__Task description__
Return each line containing "subtitle".

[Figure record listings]
##########

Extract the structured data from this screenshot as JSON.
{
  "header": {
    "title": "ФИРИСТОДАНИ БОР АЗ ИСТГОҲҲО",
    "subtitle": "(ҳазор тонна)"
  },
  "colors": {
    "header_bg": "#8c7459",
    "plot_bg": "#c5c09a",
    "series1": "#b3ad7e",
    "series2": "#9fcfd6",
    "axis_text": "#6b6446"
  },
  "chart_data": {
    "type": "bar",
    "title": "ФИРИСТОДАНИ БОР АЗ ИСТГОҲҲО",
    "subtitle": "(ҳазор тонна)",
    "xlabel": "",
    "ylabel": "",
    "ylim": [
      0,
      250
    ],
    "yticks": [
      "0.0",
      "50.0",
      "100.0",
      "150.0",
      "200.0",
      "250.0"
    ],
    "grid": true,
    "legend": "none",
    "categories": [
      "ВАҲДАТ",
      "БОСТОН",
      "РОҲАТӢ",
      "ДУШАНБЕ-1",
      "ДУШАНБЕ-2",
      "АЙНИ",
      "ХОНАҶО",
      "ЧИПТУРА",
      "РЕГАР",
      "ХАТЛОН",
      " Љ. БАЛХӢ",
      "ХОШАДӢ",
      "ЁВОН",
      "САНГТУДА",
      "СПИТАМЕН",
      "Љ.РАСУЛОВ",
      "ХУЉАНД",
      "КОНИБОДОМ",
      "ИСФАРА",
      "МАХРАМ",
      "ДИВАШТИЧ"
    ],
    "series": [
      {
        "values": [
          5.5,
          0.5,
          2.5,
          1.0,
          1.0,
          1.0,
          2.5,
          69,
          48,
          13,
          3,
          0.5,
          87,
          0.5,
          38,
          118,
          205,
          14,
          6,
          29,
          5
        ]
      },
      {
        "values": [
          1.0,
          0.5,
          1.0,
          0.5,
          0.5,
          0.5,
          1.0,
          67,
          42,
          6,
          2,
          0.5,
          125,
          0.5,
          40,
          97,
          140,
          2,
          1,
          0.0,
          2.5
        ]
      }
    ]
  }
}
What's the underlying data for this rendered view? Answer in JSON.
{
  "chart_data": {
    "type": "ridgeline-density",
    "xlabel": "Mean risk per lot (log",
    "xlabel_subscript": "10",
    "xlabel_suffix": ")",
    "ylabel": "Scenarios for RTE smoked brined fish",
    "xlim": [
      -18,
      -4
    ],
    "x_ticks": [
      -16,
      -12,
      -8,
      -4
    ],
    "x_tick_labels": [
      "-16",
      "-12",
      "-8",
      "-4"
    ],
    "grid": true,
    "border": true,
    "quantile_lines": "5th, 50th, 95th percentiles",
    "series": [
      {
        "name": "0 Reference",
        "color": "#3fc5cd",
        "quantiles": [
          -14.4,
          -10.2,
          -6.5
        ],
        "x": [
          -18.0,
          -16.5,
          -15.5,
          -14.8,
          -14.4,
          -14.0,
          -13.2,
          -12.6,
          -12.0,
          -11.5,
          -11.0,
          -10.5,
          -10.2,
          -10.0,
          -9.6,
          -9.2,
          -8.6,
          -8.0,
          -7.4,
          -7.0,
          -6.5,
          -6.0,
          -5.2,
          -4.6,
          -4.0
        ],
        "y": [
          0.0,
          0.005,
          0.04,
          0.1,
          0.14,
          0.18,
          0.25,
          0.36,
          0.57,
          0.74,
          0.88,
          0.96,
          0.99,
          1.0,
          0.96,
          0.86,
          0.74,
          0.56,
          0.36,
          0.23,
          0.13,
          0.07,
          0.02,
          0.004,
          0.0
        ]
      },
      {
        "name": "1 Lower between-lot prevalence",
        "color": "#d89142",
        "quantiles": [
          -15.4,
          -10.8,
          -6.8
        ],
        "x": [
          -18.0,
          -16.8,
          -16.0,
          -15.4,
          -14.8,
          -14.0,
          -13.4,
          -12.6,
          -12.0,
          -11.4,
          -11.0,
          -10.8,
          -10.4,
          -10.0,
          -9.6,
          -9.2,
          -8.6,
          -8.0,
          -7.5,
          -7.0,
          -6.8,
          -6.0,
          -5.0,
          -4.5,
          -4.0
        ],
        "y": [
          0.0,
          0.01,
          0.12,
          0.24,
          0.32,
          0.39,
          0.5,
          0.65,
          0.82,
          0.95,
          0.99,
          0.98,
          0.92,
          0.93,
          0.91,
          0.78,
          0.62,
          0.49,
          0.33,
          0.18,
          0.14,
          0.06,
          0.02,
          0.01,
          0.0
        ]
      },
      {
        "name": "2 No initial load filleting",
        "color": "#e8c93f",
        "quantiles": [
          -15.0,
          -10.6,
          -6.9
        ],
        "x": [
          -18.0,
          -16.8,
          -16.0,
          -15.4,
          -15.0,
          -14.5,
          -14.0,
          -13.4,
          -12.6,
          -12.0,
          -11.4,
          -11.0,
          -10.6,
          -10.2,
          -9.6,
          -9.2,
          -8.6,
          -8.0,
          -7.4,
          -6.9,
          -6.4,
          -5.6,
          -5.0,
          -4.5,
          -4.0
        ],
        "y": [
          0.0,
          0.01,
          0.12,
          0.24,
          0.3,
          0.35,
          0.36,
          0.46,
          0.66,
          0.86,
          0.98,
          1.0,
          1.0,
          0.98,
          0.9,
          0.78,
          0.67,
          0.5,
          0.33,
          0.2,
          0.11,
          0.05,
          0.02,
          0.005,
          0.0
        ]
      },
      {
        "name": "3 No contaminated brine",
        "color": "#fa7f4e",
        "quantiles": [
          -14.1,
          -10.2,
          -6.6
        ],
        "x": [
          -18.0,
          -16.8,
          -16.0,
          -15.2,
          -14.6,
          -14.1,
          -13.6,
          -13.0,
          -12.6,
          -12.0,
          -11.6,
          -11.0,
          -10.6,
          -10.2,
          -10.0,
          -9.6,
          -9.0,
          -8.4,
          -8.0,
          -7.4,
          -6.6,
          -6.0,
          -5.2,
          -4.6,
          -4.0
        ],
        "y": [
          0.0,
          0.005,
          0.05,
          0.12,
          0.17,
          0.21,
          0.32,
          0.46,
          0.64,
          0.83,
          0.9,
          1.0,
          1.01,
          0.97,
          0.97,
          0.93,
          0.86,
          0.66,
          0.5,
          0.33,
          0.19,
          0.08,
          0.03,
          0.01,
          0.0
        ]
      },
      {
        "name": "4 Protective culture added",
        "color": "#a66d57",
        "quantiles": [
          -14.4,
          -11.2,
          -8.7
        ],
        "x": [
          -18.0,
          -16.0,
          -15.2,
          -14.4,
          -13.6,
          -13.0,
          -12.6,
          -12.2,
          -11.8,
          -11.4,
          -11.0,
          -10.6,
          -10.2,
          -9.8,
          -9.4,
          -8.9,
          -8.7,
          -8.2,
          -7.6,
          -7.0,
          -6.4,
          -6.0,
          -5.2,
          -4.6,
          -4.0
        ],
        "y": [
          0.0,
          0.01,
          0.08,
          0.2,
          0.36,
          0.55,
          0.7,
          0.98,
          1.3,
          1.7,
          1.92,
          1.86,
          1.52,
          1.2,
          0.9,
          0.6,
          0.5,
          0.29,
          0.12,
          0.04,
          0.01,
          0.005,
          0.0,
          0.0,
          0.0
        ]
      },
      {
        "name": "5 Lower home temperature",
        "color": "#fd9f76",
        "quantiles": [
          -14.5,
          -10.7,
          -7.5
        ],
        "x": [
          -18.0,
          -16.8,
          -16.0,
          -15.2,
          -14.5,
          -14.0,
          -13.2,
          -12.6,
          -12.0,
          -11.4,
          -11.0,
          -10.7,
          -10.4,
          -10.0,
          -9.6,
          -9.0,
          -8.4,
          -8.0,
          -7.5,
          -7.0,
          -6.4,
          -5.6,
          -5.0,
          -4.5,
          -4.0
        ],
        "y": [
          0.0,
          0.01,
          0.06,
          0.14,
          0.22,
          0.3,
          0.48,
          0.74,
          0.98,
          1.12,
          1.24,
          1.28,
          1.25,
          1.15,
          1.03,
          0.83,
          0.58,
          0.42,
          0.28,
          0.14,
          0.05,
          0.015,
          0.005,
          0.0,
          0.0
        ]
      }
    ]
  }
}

##########

__Task response__
    "subtitle": "(ҳазор тонна)"
    "subtitle": "(ҳазор тонна)",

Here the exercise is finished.